Task description: Go through the entries below and write each one out exactly.

Stored rows:
::::::::

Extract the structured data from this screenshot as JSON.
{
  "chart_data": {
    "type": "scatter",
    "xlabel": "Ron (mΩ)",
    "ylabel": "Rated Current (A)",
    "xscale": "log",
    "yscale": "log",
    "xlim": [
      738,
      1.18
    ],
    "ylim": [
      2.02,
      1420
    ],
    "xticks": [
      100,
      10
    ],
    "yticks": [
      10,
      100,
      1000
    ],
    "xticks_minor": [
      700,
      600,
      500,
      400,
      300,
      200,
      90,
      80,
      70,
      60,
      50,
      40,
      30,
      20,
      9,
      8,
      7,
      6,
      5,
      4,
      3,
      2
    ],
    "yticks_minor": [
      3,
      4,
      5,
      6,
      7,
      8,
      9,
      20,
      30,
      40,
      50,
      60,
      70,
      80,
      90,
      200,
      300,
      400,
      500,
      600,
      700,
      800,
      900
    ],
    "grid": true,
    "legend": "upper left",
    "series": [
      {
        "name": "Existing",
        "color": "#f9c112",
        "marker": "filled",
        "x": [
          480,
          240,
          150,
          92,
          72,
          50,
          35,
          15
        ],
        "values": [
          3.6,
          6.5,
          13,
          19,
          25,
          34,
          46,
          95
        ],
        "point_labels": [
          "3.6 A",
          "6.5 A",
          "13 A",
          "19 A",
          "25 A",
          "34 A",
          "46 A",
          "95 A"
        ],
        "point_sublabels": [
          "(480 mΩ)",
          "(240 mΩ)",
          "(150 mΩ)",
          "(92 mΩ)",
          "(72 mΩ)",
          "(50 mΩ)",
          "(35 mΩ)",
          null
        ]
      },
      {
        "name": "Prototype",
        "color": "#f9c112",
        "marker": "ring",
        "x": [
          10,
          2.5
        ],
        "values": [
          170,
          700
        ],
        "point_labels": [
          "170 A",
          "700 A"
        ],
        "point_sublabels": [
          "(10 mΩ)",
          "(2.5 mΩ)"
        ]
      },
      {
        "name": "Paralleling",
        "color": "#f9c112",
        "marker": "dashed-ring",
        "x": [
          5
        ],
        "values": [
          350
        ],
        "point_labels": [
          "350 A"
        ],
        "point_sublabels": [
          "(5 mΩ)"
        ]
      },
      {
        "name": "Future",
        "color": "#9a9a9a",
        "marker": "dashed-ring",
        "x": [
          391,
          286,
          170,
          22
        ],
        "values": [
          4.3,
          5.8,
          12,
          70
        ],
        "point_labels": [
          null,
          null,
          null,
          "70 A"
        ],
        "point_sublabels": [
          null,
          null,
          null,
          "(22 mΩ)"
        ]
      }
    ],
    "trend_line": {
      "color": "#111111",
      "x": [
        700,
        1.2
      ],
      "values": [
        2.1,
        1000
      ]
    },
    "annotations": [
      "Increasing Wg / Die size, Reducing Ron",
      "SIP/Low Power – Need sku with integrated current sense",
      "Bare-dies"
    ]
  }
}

::::::::

Reply:
Extract the structured data from this screenshot as JSON.
{
  "chart_data": {
    "type": "scatter",
    "xlabel": "Ron (mΩ)",
    "ylabel": "Rated Current (A)",
    "xscale": "log",
    "yscale": "log",
    "xlim": [
      738,
      1.18
    ],
    "ylim": [
      2.02,
      1420
    ],
    "xticks": [
      100,
      10
    ],
    "yticks": [
      10,
      100,
      1000
    ],
    "xticks_minor": [
      700,
      600,
      500,
      400,
      300,
      200,
      90,
      80,
      70,
      60,
      50,
      40,
      30,
      20,
      9,
      8,
      7,
      6,
      5,
      4,
      3,
      2
    ],
    "yticks_minor": [
      3,
      4,
      5,
      6,
      7,
      8,
      9,
      20,
      30,
      40,
      50,
      60,
      70,
      80,
      90,
      200,
      300,
      400,
      500,
      600,
      700,
      800,
      900
    ],
    "grid": true,
    "legend": "upper left",
    "series": [
      {
        "name": "Existing",
        "color": "#f9c112",
        "marker": "filled",
        "x": [
          480,
          240,
          150,
          92,
          72,
          50,
          35,
          15
        ],
        "values": [
          3.6,
          6.5,
          13,
          19,
          25,
          34,
          46,
          95
        ],
        "point_labels": [
          "3.6 A",
          "6.5 A",
          "13 A",
          "19 A",
          "25 A",
          "34 A",
          "46 A",
          "95 A"
        ],
        "point_sublabels": [
          "(480 mΩ)",
          "(240 mΩ)",
          "(150 mΩ)",
          "(92 mΩ)",
          "(72 mΩ)",
          "(50 mΩ)",
          "(35 mΩ)",
          null
        ]
      },
      {
        "name": "Prototype",
        "color": "#f9c112",
        "marker": "ring",
        "x": [
          10,
          2.5
        ],
        "values": [
          170,
          700
        ],
        "point_labels": [
          "170 A",
          "700 A"
        ],
        "point_sublabels": [
          "(10 mΩ)",
          "(2.5 mΩ)"
        ]
      },
      {
        "name": "Paralleling",
        "color": "#f9c112",
        "marker": "dashed-ring",
        "x": [
          5
        ],
        "values": [
          350
        ],
        "point_labels": [
          "350 A"
        ],
        "point_sublabels": [
          "(5 mΩ)"
        ]
      },
      {
        "name": "Future",
        "color": "#9a9a9a",
        "marker": "dashed-ring",
        "x": [
          391,
          286,
          170,
          22
        ],
        "values": [
          4.3,
          5.8,
          12,
          70
        ],
        "point_labels": [
          null,
          null,
          null,
          "70 A"
        ],
        "point_sublabels": [
          null,
          null,
          null,
          "(22 mΩ)"
        ]
      }
    ],
    "trend_line": {
      "color": "#111111",
      "x": [
        700,
        1.2
      ],
      "values": [
        2.1,
        1000
      ]
    },
    "annotations": [
      "Increasing Wg / Die size, Reducing Ron",
      "SIP/Low Power – Need sku with integrated current sense",
      "Bare-dies"
    ]
  }
}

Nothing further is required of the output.